Instructions to follow | Return every line of the data below that includes the string "name".

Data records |
>> begin

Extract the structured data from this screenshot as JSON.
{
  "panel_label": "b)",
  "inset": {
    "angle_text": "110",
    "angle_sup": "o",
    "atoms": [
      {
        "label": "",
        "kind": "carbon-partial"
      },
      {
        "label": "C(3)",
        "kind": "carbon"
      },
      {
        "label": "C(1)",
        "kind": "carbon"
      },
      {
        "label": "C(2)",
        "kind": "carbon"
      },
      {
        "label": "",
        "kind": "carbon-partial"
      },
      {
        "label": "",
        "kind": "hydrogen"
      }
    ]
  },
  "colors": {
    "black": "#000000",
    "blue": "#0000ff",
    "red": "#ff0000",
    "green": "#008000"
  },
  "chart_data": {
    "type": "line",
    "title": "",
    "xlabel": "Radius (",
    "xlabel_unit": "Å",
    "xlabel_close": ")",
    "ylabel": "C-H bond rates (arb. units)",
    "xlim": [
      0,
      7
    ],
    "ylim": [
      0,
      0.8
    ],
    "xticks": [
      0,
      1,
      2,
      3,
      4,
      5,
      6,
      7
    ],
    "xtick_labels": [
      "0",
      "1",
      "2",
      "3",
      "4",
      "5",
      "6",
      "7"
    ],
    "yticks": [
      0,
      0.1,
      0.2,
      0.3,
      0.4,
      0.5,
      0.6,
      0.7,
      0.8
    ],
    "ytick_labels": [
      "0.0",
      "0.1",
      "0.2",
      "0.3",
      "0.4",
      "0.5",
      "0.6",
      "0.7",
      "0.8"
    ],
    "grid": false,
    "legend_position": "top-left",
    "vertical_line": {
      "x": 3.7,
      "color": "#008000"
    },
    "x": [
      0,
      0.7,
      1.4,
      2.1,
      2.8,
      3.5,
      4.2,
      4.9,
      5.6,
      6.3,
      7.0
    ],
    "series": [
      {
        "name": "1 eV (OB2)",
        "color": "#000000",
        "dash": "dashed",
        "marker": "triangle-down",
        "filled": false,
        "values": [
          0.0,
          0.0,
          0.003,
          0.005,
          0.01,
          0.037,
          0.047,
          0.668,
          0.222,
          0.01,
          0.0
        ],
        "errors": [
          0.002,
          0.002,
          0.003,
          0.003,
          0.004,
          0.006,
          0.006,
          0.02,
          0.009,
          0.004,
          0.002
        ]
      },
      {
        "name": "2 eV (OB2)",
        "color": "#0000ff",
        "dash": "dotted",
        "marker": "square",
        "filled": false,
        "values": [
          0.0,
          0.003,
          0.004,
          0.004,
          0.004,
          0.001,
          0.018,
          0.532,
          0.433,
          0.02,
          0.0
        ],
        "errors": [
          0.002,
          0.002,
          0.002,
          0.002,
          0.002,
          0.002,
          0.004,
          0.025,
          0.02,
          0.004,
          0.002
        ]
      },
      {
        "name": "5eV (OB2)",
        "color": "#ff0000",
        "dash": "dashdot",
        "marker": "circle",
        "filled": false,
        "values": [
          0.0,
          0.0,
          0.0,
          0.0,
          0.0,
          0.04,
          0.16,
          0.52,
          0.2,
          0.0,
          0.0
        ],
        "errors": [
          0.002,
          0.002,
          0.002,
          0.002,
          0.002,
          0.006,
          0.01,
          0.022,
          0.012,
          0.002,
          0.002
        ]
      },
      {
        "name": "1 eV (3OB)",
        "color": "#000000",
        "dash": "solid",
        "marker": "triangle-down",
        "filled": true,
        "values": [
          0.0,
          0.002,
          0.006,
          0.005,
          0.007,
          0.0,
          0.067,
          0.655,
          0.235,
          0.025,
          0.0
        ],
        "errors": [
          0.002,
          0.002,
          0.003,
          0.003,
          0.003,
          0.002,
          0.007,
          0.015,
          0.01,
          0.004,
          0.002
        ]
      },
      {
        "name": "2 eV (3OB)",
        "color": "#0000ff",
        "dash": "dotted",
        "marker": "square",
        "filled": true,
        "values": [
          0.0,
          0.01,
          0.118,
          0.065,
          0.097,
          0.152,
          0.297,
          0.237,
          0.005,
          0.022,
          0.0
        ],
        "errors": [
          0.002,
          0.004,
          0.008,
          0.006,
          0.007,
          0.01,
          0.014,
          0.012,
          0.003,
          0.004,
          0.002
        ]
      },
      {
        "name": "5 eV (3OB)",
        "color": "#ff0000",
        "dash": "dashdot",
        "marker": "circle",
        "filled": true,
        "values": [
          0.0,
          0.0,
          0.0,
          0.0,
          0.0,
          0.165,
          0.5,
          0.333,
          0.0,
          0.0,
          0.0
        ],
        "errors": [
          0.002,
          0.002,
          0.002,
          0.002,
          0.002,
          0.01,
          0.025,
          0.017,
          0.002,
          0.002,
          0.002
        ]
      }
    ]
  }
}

>> end

Complete answer |
        "name": "1 eV (OB2)",
        "name": "2 eV (OB2)",
        "name": "5eV (OB2)",
        "name": "1 eV (3OB)",
        "name": "2 eV (3OB)",
        "name": "5 eV (3OB)",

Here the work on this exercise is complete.